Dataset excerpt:
## Begin

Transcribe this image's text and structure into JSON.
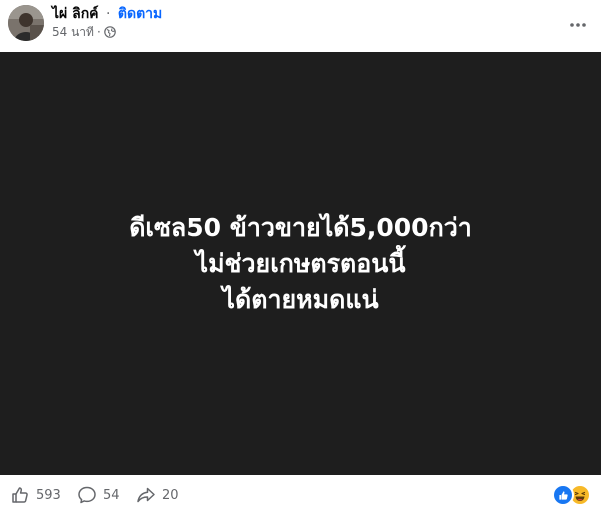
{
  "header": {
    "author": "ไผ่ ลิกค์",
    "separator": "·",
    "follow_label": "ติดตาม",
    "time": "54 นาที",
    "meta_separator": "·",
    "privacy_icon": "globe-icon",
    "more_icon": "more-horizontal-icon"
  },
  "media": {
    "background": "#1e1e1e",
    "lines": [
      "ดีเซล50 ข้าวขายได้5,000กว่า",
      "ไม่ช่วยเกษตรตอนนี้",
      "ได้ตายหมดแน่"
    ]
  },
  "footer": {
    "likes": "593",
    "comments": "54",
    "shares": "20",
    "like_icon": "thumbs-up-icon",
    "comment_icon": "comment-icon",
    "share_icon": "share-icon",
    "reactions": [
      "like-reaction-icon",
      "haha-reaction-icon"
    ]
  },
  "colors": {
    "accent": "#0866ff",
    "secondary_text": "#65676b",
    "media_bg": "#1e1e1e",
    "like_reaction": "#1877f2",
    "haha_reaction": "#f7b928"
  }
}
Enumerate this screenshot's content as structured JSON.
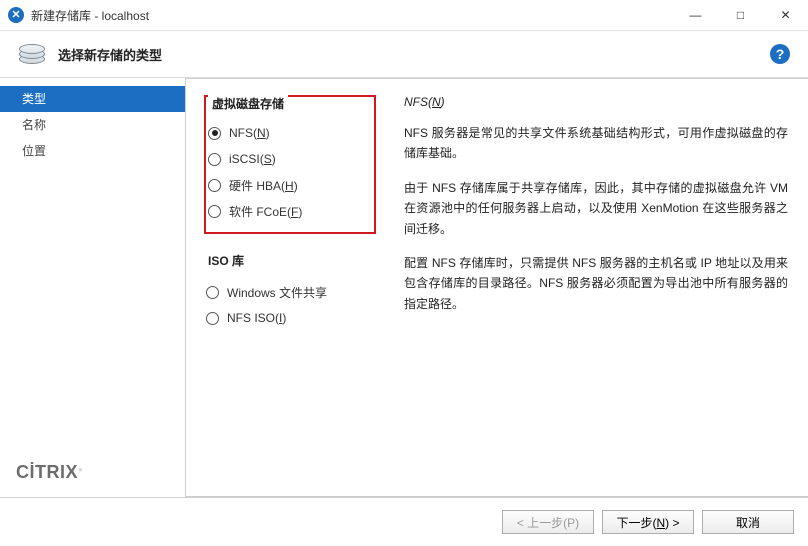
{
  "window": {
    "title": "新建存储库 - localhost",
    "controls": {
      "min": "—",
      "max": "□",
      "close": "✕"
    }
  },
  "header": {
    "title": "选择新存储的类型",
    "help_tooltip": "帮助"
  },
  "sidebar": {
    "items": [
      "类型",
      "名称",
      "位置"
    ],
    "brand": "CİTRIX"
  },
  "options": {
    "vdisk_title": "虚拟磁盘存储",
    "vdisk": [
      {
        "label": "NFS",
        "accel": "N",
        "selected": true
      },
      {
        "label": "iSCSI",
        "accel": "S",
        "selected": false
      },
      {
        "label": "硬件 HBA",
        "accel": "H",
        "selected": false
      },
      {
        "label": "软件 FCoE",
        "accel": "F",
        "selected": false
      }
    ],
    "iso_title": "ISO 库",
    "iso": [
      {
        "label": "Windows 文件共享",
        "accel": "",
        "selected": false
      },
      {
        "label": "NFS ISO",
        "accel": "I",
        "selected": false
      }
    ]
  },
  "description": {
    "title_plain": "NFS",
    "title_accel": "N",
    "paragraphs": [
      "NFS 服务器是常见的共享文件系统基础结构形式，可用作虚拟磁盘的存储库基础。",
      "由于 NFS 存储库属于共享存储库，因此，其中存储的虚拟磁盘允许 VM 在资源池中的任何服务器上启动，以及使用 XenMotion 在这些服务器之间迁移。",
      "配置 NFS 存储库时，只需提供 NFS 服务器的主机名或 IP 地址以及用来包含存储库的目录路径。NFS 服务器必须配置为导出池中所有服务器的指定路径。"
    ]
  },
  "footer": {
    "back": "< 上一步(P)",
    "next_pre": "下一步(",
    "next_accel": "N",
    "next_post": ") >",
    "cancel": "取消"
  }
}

## End

WRITTEN TASK
Output the records above exactly as they are, leaving out the pictures.

FULL RESPONSE
Transcribe this image's text and structure into JSON.
{
  "header": {
    "author": "ไผ่ ลิกค์",
    "separator": "·",
    "follow_label": "ติดตาม",
    "time": "54 นาที",
    "meta_separator": "·",
    "privacy_icon": "globe-icon",
    "more_icon": "more-horizontal-icon"
  },
  "media": {
    "background": "#1e1e1e",
    "lines": [
      "ดีเซล50 ข้าวขายได้5,000กว่า",
      "ไม่ช่วยเกษตรตอนนี้",
      "ได้ตายหมดแน่"
    ]
  },
  "footer": {
    "likes": "593",
    "comments": "54",
    "shares": "20",
    "like_icon": "thumbs-up-icon",
    "comment_icon": "comment-icon",
    "share_icon": "share-icon",
    "reactions": [
      "like-reaction-icon",
      "haha-reaction-icon"
    ]
  },
  "colors": {
    "accent": "#0866ff",
    "secondary_text": "#65676b",
    "media_bg": "#1e1e1e",
    "like_reaction": "#1877f2",
    "haha_reaction": "#f7b928"
  }
}
Enumerate this screenshot's content as structured JSON.
{
  "window": {
    "title": "新建存储库 - localhost",
    "controls": {
      "min": "—",
      "max": "□",
      "close": "✕"
    }
  },
  "header": {
    "title": "选择新存储的类型",
    "help_tooltip": "帮助"
  },
  "sidebar": {
    "items": [
      "类型",
      "名称",
      "位置"
    ],
    "brand": "CİTRIX"
  },
  "options": {
    "vdisk_title": "虚拟磁盘存储",
    "vdisk": [
      {
        "label": "NFS",
        "accel": "N",
        "selected": true
      },
      {
        "label": "iSCSI",
        "accel": "S",
        "selected": false
      },
      {
        "label": "硬件 HBA",
        "accel": "H",
        "selected": false
      },
      {
        "label": "软件 FCoE",
        "accel": "F",
        "selected": false
      }
    ],
    "iso_title": "ISO 库",
    "iso": [
      {
        "label": "Windows 文件共享",
        "accel": "",
        "selected": false
      },
      {
        "label": "NFS ISO",
        "accel": "I",
        "selected": false
      }
    ]
  },
  "description": {
    "title_plain": "NFS",
    "title_accel": "N",
    "paragraphs": [
      "NFS 服务器是常见的共享文件系统基础结构形式，可用作虚拟磁盘的存储库基础。",
      "由于 NFS 存储库属于共享存储库，因此，其中存储的虚拟磁盘允许 VM 在资源池中的任何服务器上启动，以及使用 XenMotion 在这些服务器之间迁移。",
      "配置 NFS 存储库时，只需提供 NFS 服务器的主机名或 IP 地址以及用来包含存储库的目录路径。NFS 服务器必须配置为导出池中所有服务器的指定路径。"
    ]
  },
  "footer": {
    "back": "< 上一步(P)",
    "next_pre": "下一步(",
    "next_accel": "N",
    "next_post": ") >",
    "cancel": "取消"
  }
}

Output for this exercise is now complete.